# Exercise:
Sift the material for lines containing "ťažného", and return them.

# Source data:

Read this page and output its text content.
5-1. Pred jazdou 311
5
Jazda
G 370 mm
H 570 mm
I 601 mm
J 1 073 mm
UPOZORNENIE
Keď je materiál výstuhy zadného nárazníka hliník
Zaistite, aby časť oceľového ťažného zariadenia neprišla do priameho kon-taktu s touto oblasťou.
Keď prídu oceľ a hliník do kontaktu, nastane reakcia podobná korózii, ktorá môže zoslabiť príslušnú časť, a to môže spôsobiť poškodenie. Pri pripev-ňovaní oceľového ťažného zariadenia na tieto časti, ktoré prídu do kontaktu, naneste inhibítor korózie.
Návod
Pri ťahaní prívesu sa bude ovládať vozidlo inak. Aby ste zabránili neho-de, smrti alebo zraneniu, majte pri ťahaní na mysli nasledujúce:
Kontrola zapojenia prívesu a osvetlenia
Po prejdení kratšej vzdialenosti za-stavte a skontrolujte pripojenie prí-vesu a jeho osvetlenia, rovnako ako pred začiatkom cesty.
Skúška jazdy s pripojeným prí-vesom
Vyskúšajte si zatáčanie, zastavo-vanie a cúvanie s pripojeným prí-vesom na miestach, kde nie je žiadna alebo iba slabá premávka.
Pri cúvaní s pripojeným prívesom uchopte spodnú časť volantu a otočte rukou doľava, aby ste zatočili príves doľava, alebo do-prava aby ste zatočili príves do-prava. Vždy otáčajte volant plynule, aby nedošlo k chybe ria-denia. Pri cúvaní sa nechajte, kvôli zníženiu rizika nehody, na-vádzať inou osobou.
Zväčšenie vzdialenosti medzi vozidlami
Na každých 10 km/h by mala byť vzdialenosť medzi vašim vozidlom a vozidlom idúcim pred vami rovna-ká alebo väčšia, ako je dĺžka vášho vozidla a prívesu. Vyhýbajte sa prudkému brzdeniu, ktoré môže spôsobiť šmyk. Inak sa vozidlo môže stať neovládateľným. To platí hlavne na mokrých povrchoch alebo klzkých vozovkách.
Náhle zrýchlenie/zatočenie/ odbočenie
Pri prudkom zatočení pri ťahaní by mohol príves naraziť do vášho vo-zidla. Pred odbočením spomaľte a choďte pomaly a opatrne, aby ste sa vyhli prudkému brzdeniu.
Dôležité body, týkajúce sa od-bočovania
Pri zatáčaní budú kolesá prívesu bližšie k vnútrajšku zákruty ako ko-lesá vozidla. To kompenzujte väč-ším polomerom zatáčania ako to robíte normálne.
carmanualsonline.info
...
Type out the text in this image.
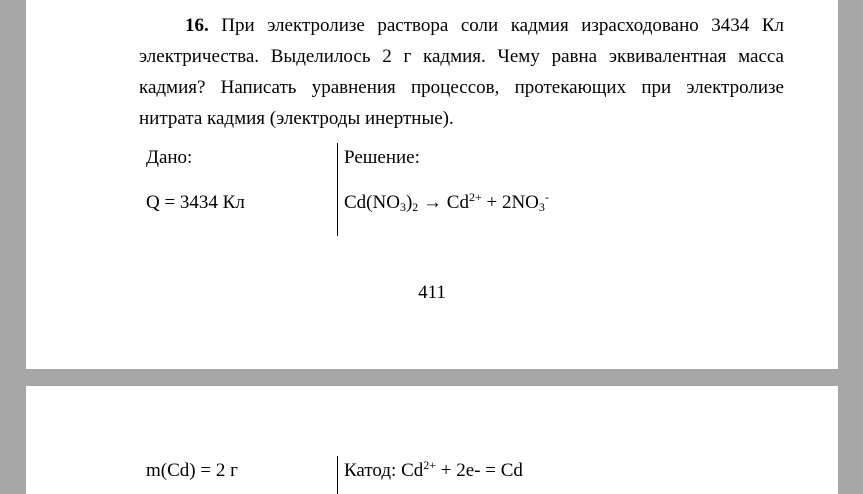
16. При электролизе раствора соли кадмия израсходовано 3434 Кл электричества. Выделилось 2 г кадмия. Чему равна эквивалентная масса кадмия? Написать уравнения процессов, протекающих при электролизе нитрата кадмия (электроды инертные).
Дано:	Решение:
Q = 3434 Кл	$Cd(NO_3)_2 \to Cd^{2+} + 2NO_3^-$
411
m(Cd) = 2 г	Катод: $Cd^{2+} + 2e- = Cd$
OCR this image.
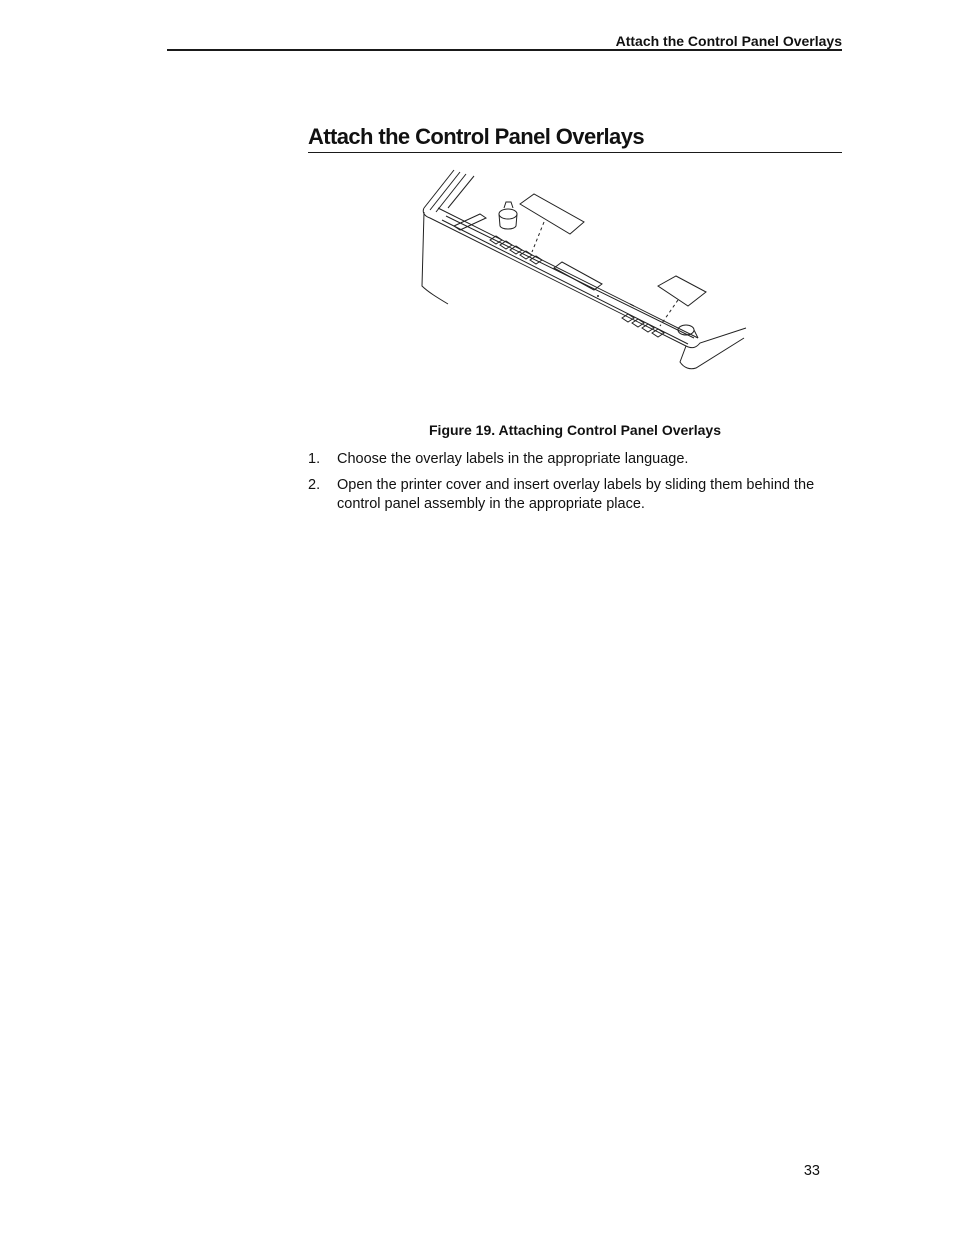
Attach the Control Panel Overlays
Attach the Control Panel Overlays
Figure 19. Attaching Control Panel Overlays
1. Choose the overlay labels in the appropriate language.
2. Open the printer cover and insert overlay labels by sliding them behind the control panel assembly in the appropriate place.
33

# Exercise answer:
Zaistite, aby časť oceľového ťažného zariadenia neprišla do priameho kon-taktu s touto oblasťou.
Keď prídu oceľ a hliník do kontaktu, nastane reakcia podobná korózii, ktorá môže zoslabiť príslušnú časť, a to môže spôsobiť poškodenie. Pri pripev-ňovaní oceľového ťažného zariadenia na tieto časti, ktoré prídu do kontaktu, naneste inhibítor korózie.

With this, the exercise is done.